● **Task to carry out**:
Write out the entries again exactly as they are given.

● **Record list**:
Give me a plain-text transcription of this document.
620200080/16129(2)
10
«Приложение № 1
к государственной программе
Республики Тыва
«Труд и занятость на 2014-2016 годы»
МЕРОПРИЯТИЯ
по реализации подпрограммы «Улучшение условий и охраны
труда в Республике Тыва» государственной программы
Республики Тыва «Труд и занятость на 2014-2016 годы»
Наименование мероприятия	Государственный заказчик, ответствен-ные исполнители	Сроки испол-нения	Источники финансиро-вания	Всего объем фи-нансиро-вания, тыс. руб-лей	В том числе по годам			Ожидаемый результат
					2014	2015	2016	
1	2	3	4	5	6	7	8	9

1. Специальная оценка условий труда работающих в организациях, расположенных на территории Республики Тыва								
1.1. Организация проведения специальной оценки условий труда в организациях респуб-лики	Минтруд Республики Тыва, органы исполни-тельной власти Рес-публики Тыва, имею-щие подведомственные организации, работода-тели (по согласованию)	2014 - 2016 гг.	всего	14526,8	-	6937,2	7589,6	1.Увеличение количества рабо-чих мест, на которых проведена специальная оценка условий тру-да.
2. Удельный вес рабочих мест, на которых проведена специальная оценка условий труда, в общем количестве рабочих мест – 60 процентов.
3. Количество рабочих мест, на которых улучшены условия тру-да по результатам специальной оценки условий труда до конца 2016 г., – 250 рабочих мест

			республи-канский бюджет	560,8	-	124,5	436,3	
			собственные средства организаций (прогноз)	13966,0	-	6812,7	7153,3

● **Completed exercise**:
Give me a plain-text transcription of this document.
620200080/16129(2)
10
«Приложение № 1
к государственной программе
Республики Тыва
«Труд и занятость на 2014-2016 годы»
МЕРОПРИЯТИЯ
по реализации подпрограммы «Улучшение условий и охраны
труда в Республике Тыва» государственной программы
Республики Тыва «Труд и занятость на 2014-2016 годы»
Наименование мероприятия	Государственный заказчик, ответствен-ные исполнители	Сроки испол-нения	Источники финансиро-вания	Всего объем фи-нансиро-вания, тыс. руб-лей	В том числе по годам			Ожидаемый результат
					2014	2015	2016	
1	2	3	4	5	6	7	8	9

1. Специальная оценка условий труда работающих в организациях, расположенных на территории Республики Тыва								
1.1. Организация проведения специальной оценки условий труда в организациях респуб-лики	Минтруд Республики Тыва, органы исполни-тельной власти Рес-публики Тыва, имею-щие подведомственные организации, работода-тели (по согласованию)	2014 - 2016 гг.	всего	14526,8	-	6937,2	7589,6	1.Увеличение количества рабо-чих мест, на которых проведена специальная оценка условий тру-да.
2. Удельный вес рабочих мест, на которых проведена специальная оценка условий труда, в общем количестве рабочих мест – 60 процентов.
3. Количество рабочих мест, на которых улучшены условия тру-да по результатам специальной оценки условий труда до конца 2016 г., – 250 рабочих мест

			республи-канский бюджет	560,8	-	124,5	436,3	
			собственные средства организаций (прогноз)	13966,0	-	6812,7	7153,3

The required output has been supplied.